**Provided passage:**
[BEGIN]

And they are docil and easy to work. So yes, I do recommend Finns.


----------



## mystang89 (Feb 17, 2020)

Check out awassi, that's what I raise them for. 
I can't find where I recorded how much milk I for from one right now but I can say that from two it was enough to fill the mouths of 8 children for breakfast each day. Mine haven't made as much as what I've seen others claim their make nor as much as an East Friesian but I'm very happy with them.

I have used their wool for insulation, tanned houses for rugs, (that's right Bruce, I'll step you into the ground like you headed my wife and children!)

As goes mothering I've had it either way. The best mother's I've seen have been awassi. Raised twins beautifully, rarely had to worry about anything, just great. I've had horrible mother's that couldn't raise a lamb to save her life. Think that's how I've seen it in all animals I've raised though.

Concerning heat... They originated in Iraq, Iran, Saudi etc. Yeah, they're good on heart. Make sure they are shorn for the late spring and they'll be fine. Water them of course just like anything else. Decent in drought times as well thanks to their fat tails, especially for lactating mother's. I've very glad I didn't dock their tails, very glad.

[END]

**Tasks for this exercise:**
a) In the sheep thread, why are Awassi sheep decent in drought times? Answer in one to three sentences.
b) From the sheep thread, return the passage that begins at the words "## mystang89 (Feb" and stops after "wife and children!)".
c) Carry the sheep thread further from the point where it stops.

**Supplied records:**

[BEGIN]

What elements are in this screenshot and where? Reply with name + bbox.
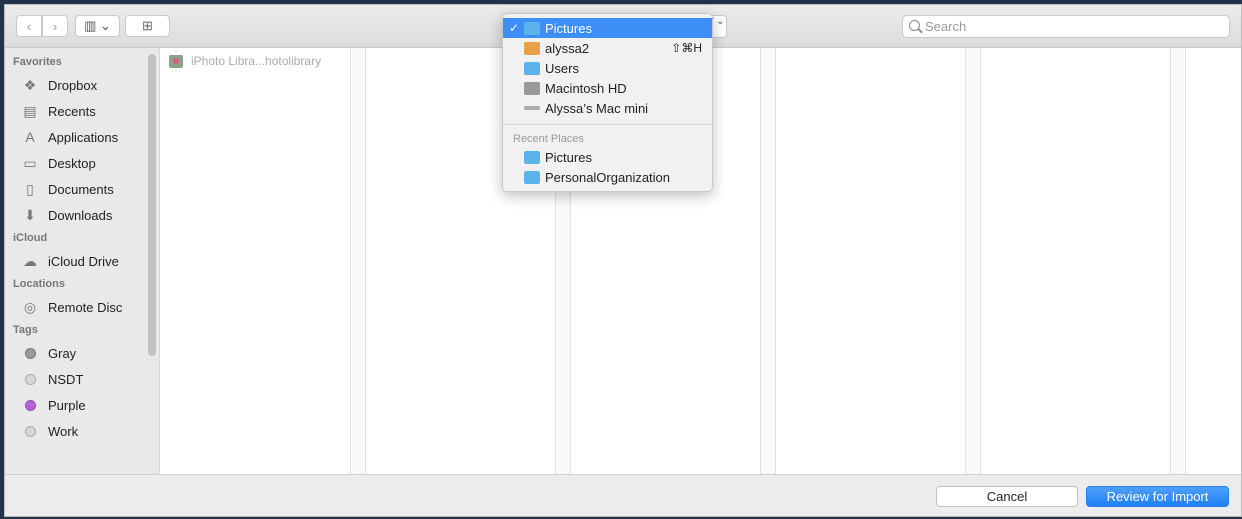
sidebar-scrollbar[interactable]	[148, 54, 156, 356]
sidebar: Favorites ❖ Dropbox ▤ Recents A Applications ▭…	[5, 48, 160, 474]
bottom-bar: Cancel Review for Import	[5, 474, 1241, 516]
documents-icon: ▯	[26, 180, 34, 197]
back-button[interactable]: ‹	[16, 15, 42, 37]
section-icloud: iCloud	[13, 232, 48, 244]
sidebar-item-work[interactable]: Work	[5, 418, 159, 444]
sidebar-item-label: Documents	[48, 181, 114, 197]
sidebar-item-label: Desktop	[48, 155, 96, 171]
sidebar-item-gray[interactable]: Gray	[5, 340, 159, 366]
sidebar-item-label: Remote Disc	[48, 299, 123, 315]
folder-icon	[524, 150, 540, 164]
section-locations: Locations	[13, 278, 65, 290]
sidebar-item-label: NSDT	[48, 371, 84, 387]
column-divider	[1171, 48, 1186, 474]
sidebar-item-label: Gray	[48, 345, 77, 361]
cancel-button[interactable]: Cancel	[936, 486, 1078, 507]
sidebar-item-label: Applications	[48, 129, 119, 145]
sidebar-item-label: Recents	[48, 103, 96, 119]
menu-item-label: Pictures	[545, 20, 592, 36]
sidebar-item-documents[interactable]: ▯ Documents	[5, 176, 159, 202]
tag-dot-icon	[21, 423, 39, 439]
sidebar-item-downloads[interactable]: ⬇ Downloads	[5, 202, 159, 228]
menu-item-alyssa2[interactable]: alyssa2 ⇧⌘H	[503, 38, 712, 58]
sidebar-item-label: iCloud Drive	[48, 253, 119, 269]
menu-separator	[503, 124, 712, 125]
home-icon	[524, 41, 540, 55]
sidebar-item-label: Work	[48, 423, 79, 439]
recent-place-item[interactable]: PersonalOrganization	[503, 167, 712, 187]
browser-column[interactable]: iPhoto Libra...hotolibrary	[161, 48, 351, 474]
cloud-icon: ☁	[23, 252, 37, 269]
new-folder-button[interactable]: ⊞	[125, 15, 170, 37]
sidebar-item-recents[interactable]: ▤ Recents	[5, 98, 159, 124]
search-icon	[909, 20, 920, 31]
menu-item-macintosh-hd[interactable]: Macintosh HD	[503, 78, 712, 98]
disc-icon: ◎	[23, 298, 37, 315]
sidebar-item-dropbox[interactable]: ❖ Dropbox	[5, 72, 159, 98]
sidebar-item-remote-disc[interactable]: ◎ Remote Disc	[5, 294, 159, 320]
search-placeholder: Search	[925, 19, 967, 34]
browser-column[interactable]	[1186, 48, 1241, 474]
downloads-icon: ⬇	[24, 206, 36, 223]
dropbox-icon: ❖	[23, 76, 37, 93]
column-divider	[966, 48, 981, 474]
tag-color-dot	[24, 399, 36, 411]
file-name: iPhoto Libra...hotolibrary	[191, 54, 322, 68]
sidebar-item-label: Purple	[48, 397, 86, 413]
tag-dot-icon	[21, 371, 39, 387]
applications-icon: A	[25, 129, 35, 145]
section-favorites: Favorites	[13, 56, 62, 68]
menu-item-label: Pictures	[545, 149, 592, 165]
hard-drive-icon	[524, 81, 540, 95]
menu-item-pictures[interactable]: ✓ Pictures	[503, 18, 712, 38]
sidebar-item-desktop[interactable]: ▭ Desktop	[5, 150, 159, 176]
menu-item-label: alyssa2	[545, 40, 590, 56]
recents-icon: ▤	[23, 102, 37, 119]
browser-column[interactable]	[776, 48, 966, 474]
tag-dot-icon	[21, 345, 39, 361]
menu-item-label: PersonalOrganization	[545, 169, 671, 185]
pictures-folder-icon	[524, 21, 540, 35]
tag-dot-icon	[21, 397, 39, 413]
view-mode-button[interactable]: ▥ ⌄	[75, 15, 120, 37]
browser-column[interactable]	[981, 48, 1171, 474]
sidebar-item-label: Dropbox	[48, 77, 98, 93]
sidebar-item-icloud-drive[interactable]: ☁ iCloud Drive	[5, 248, 159, 274]
review-for-import-button[interactable]: Review for Import	[1086, 486, 1229, 507]
computer-icon	[524, 106, 540, 110]
tag-color-dot	[24, 347, 36, 359]
sidebar-item-nsdt[interactable]: NSDT	[5, 366, 159, 392]
menu-item-label: Macintosh HD	[545, 80, 627, 96]
location-dropdown-menu: ✓ Pictures alyssa2 ⇧⌘H Users Macintosh HD Alys…	[502, 13, 713, 192]
menu-item-users[interactable]: Users	[503, 58, 712, 78]
recent-places-header: Recent Places	[513, 133, 584, 145]
menu-item-label: Users	[545, 60, 579, 76]
menu-item-alyssa-s-mac-mini[interactable]: Alyssa’s Mac mini	[503, 98, 712, 118]
search-input[interactable]: Search	[902, 15, 1230, 38]
sidebar-item-label: Downloads	[48, 207, 113, 223]
menu-item-label: Alyssa’s Mac mini	[545, 100, 649, 116]
column-divider	[351, 48, 366, 474]
forward-button[interactable]: ›	[42, 15, 68, 37]
tag-color-dot	[24, 425, 36, 437]
photo-library-icon	[169, 54, 183, 68]
users-folder-icon	[524, 61, 540, 75]
desktop-icon: ▭	[23, 154, 37, 171]
folder-icon	[524, 170, 540, 184]
file-item[interactable]: iPhoto Libra...hotolibrary	[169, 54, 321, 68]
checkmark-icon: ✓	[509, 21, 520, 35]
tag-color-dot	[24, 373, 36, 385]
sidebar-item-purple[interactable]: Purple	[5, 392, 159, 418]
shortcut-label: ⇧⌘H	[671, 41, 702, 55]
sidebar-item-applications[interactable]: A Applications	[5, 124, 159, 150]
recent-place-item[interactable]: Pictures	[503, 147, 712, 167]
section-tags: Tags	[13, 324, 38, 336]
column-divider	[761, 48, 776, 474]
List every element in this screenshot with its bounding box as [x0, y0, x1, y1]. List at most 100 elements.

[END]

**Expected results:**
a) Awassi sheep handle drought decently because of their fat tails. The poster notes that this helps lactating mothers in particular.

b)
## mystang89 (Feb 17, 2020)

Check out awassi, that's what I raise them for. 
I can't find where I recorded how much milk I for from one right now but I can say that from two it was enough to fill the mouths of 8 children for breakfast each day. Mine haven't made as much as what I've seen others claim their make nor as much as an East Friesian but I'm very happy with them.

I have used their wool for insulation, tanned houses for rugs, (that's right Bruce, I'll step you into the ground like you headed my wife and children!)

c)
I only free them during the winter and it doesn't take much to keep them in shape. Doesn't really take too much for lactating mother's either but you definitely need to keep more of an eye on there condition simply due to them nursing.

The ewes are fairly docile and gentle when they find out who their Shepherd is. Until then they are a bit flight but nothing terrible. The Rams are.....Rams.

The will on face or feet thing.... This is the only type of sheep I've had besides a couple East Friesians, so I kinda thought no sheep had wool on their face or feet. At least mine don't.

And they are seasonal breeders, mine are around Oct ish to Dec ish...ish

One thing I mentioned was that mine didn't make as much milk as East Friesian. At the same time I NEVER worry about for rot on mine unless they got a rock stuck in their good or I just was a bad Shepherd and didn't trim their feet for over a year, and that was only on one of the sheep. They are very parasite resistant and don't take too getting sick often. In fact, thanks be to God, in 3 years, none of my Awassi have gotten sick whereas the East Friesians got sick and died. Only thing I had happen to my Awassi was the ram are some Jamestown weed and was high for a day..... Stupid Rams.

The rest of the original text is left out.